▼
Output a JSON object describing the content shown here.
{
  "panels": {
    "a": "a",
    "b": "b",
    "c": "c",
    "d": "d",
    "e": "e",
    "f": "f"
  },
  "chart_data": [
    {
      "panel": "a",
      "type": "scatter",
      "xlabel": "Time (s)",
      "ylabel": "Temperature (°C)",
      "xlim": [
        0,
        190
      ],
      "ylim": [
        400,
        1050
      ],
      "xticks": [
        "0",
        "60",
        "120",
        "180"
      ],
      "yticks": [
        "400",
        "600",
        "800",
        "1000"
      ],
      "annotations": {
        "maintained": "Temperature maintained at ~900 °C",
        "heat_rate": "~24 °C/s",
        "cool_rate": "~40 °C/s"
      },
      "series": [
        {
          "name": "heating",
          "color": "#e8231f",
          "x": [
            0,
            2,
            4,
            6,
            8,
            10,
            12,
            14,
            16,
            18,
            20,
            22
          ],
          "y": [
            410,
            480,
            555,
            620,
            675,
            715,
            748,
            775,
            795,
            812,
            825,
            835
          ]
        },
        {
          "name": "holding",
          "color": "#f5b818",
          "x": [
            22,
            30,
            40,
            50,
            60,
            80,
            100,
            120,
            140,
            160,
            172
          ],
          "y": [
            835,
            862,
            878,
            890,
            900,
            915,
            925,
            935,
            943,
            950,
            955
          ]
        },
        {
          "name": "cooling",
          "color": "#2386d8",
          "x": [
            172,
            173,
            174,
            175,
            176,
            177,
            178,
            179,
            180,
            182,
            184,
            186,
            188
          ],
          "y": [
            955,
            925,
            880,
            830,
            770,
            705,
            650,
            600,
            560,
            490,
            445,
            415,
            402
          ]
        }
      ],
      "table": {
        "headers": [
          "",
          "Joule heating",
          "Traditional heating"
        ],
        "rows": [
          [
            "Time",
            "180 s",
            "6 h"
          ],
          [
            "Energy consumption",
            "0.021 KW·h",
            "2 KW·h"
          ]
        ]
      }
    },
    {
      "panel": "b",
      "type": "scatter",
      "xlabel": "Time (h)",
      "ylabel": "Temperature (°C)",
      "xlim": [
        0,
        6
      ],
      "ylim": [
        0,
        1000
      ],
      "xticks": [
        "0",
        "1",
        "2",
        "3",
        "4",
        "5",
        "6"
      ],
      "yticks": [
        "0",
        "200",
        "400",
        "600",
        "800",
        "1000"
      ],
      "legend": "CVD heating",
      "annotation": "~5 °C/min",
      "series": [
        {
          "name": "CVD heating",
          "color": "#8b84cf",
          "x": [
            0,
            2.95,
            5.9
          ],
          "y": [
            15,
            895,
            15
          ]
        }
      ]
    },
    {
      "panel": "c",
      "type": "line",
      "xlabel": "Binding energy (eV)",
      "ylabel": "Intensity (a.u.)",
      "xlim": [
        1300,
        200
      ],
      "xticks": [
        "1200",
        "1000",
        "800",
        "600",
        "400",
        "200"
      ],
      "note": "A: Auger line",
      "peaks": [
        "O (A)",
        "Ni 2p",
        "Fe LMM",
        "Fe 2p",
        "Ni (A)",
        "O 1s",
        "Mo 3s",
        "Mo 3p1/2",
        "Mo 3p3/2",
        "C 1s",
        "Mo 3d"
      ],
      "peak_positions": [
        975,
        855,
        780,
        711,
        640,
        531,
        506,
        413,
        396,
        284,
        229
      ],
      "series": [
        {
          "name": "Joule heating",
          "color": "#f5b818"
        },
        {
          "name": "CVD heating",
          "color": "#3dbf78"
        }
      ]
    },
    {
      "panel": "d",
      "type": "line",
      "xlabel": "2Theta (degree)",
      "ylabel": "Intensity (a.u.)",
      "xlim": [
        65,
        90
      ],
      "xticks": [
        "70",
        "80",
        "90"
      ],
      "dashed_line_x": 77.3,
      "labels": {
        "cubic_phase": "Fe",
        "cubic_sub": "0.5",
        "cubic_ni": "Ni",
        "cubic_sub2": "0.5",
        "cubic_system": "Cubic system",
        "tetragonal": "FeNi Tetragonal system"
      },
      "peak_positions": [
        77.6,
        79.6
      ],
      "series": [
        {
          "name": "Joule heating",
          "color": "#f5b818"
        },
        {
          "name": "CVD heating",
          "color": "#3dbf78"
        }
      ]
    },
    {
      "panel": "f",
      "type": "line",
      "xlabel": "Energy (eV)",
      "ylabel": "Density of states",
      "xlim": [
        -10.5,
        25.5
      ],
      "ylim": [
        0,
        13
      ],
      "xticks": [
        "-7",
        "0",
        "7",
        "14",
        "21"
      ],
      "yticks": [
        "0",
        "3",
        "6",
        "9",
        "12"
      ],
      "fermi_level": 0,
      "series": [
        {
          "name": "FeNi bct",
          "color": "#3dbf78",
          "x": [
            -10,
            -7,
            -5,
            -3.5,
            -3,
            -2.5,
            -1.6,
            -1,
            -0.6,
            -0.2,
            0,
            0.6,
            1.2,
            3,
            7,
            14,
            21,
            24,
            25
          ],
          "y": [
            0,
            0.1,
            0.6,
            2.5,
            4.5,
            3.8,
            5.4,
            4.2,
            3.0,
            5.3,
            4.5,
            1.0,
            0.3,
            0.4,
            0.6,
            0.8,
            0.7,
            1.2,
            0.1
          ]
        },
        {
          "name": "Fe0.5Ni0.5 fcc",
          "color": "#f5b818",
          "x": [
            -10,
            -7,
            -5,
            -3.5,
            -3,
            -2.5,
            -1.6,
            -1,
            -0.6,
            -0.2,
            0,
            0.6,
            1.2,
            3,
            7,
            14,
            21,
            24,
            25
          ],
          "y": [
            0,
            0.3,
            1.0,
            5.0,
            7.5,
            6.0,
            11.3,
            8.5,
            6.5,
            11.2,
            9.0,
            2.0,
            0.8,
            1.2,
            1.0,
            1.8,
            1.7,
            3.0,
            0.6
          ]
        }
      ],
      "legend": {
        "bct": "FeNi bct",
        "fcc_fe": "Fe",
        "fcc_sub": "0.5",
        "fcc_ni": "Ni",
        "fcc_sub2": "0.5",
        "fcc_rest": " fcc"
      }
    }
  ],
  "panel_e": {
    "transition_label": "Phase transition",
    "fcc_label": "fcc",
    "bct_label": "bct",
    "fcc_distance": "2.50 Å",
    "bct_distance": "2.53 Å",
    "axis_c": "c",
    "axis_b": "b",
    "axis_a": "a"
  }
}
▲
Copy out the material word for word and line for line.

Exercise output:
Output a JSON object describing the content shown here.
{
  "panels": {
    "a": "a",
    "b": "b",
    "c": "c",
    "d": "d",
    "e": "e",
    "f": "f"
  },
  "chart_data": [
    {
      "panel": "a",
      "type": "scatter",
      "xlabel": "Time (s)",
      "ylabel": "Temperature (°C)",
      "xlim": [
        0,
        190
      ],
      "ylim": [
        400,
        1050
      ],
      "xticks": [
        "0",
        "60",
        "120",
        "180"
      ],
      "yticks": [
        "400",
        "600",
        "800",
        "1000"
      ],
      "annotations": {
        "maintained": "Temperature maintained at ~900 °C",
        "heat_rate": "~24 °C/s",
        "cool_rate": "~40 °C/s"
      },
      "series": [
        {
          "name": "heating",
          "color": "#e8231f",
          "x": [
            0,
            2,
            4,
            6,
            8,
            10,
            12,
            14,
            16,
            18,
            20,
            22
          ],
          "y": [
            410,
            480,
            555,
            620,
            675,
            715,
            748,
            775,
            795,
            812,
            825,
            835
          ]
        },
        {
          "name": "holding",
          "color": "#f5b818",
          "x": [
            22,
            30,
            40,
            50,
            60,
            80,
            100,
            120,
            140,
            160,
            172
          ],
          "y": [
            835,
            862,
            878,
            890,
            900,
            915,
            925,
            935,
            943,
            950,
            955
          ]
        },
        {
          "name": "cooling",
          "color": "#2386d8",
          "x": [
            172,
            173,
            174,
            175,
            176,
            177,
            178,
            179,
            180,
            182,
            184,
            186,
            188
          ],
          "y": [
            955,
            925,
            880,
            830,
            770,
            705,
            650,
            600,
            560,
            490,
            445,
            415,
            402
          ]
        }
      ],
      "table": {
        "headers": [
          "",
          "Joule heating",
          "Traditional heating"
        ],
        "rows": [
          [
            "Time",
            "180 s",
            "6 h"
          ],
          [
            "Energy consumption",
            "0.021 KW·h",
            "2 KW·h"
          ]
        ]
      }
    },
    {
      "panel": "b",
      "type": "scatter",
      "xlabel": "Time (h)",
      "ylabel": "Temperature (°C)",
      "xlim": [
        0,
        6
      ],
      "ylim": [
        0,
        1000
      ],
      "xticks": [
        "0",
        "1",
        "2",
        "3",
        "4",
        "5",
        "6"
      ],
      "yticks": [
        "0",
        "200",
        "400",
        "600",
        "800",
        "1000"
      ],
      "legend": "CVD heating",
      "annotation": "~5 °C/min",
      "series": [
        {
          "name": "CVD heating",
          "color": "#8b84cf",
          "x": [
            0,
            2.95,
            5.9
          ],
          "y": [
            15,
            895,
            15
          ]
        }
      ]
    },
    {
      "panel": "c",
      "type": "line",
      "xlabel": "Binding energy (eV)",
      "ylabel": "Intensity (a.u.)",
      "xlim": [
        1300,
        200
      ],
      "xticks": [
        "1200",
        "1000",
        "800",
        "600",
        "400",
        "200"
      ],
      "note": "A: Auger line",
      "peaks": [
        "O (A)",
        "Ni 2p",
        "Fe LMM",
        "Fe 2p",
        "Ni (A)",
        "O 1s",
        "Mo 3s",
        "Mo 3p1/2",
        "Mo 3p3/2",
        "C 1s",
        "Mo 3d"
      ],
      "peak_positions": [
        975,
        855,
        780,
        711,
        640,
        531,
        506,
        413,
        396,
        284,
        229
      ],
      "series": [
        {
          "name": "Joule heating",
          "color": "#f5b818"
        },
        {
          "name": "CVD heating",
          "color": "#3dbf78"
        }
      ]
    },
    {
      "panel": "d",
      "type": "line",
      "xlabel": "2Theta (degree)",
      "ylabel": "Intensity (a.u.)",
      "xlim": [
        65,
        90
      ],
      "xticks": [
        "70",
        "80",
        "90"
      ],
      "dashed_line_x": 77.3,
      "labels": {
        "cubic_phase": "Fe",
        "cubic_sub": "0.5",
        "cubic_ni": "Ni",
        "cubic_sub2": "0.5",
        "cubic_system": "Cubic system",
        "tetragonal": "FeNi Tetragonal system"
      },
      "peak_positions": [
        77.6,
        79.6
      ],
      "series": [
        {
          "name": "Joule heating",
          "color": "#f5b818"
        },
        {
          "name": "CVD heating",
          "color": "#3dbf78"
        }
      ]
    },
    {
      "panel": "f",
      "type": "line",
      "xlabel": "Energy (eV)",
      "ylabel": "Density of states",
      "xlim": [
        -10.5,
        25.5
      ],
      "ylim": [
        0,
        13
      ],
      "xticks": [
        "-7",
        "0",
        "7",
        "14",
        "21"
      ],
      "yticks": [
        "0",
        "3",
        "6",
        "9",
        "12"
      ],
      "fermi_level": 0,
      "series": [
        {
          "name": "FeNi bct",
          "color": "#3dbf78",
          "x": [
            -10,
            -7,
            -5,
            -3.5,
            -3,
            -2.5,
            -1.6,
            -1,
            -0.6,
            -0.2,
            0,
            0.6,
            1.2,
            3,
            7,
            14,
            21,
            24,
            25
          ],
          "y": [
            0,
            0.1,
            0.6,
            2.5,
            4.5,
            3.8,
            5.4,
            4.2,
            3.0,
            5.3,
            4.5,
            1.0,
            0.3,
            0.4,
            0.6,
            0.8,
            0.7,
            1.2,
            0.1
          ]
        },
        {
          "name": "Fe0.5Ni0.5 fcc",
          "color": "#f5b818",
          "x": [
            -10,
            -7,
            -5,
            -3.5,
            -3,
            -2.5,
            -1.6,
            -1,
            -0.6,
            -0.2,
            0,
            0.6,
            1.2,
            3,
            7,
            14,
            21,
            24,
            25
          ],
          "y": [
            0,
            0.3,
            1.0,
            5.0,
            7.5,
            6.0,
            11.3,
            8.5,
            6.5,
            11.2,
            9.0,
            2.0,
            0.8,
            1.2,
            1.0,
            1.8,
            1.7,
            3.0,
            0.6
          ]
        }
      ],
      "legend": {
        "bct": "FeNi bct",
        "fcc_fe": "Fe",
        "fcc_sub": "0.5",
        "fcc_ni": "Ni",
        "fcc_sub2": "0.5",
        "fcc_rest": " fcc"
      }
    }
  ],
  "panel_e": {
    "transition_label": "Phase transition",
    "fcc_label": "fcc",
    "bct_label": "bct",
    "fcc_distance": "2.50 Å",
    "bct_distance": "2.53 Å",
    "axis_c": "c",
    "axis_b": "b",
    "axis_a": "a"
  }
}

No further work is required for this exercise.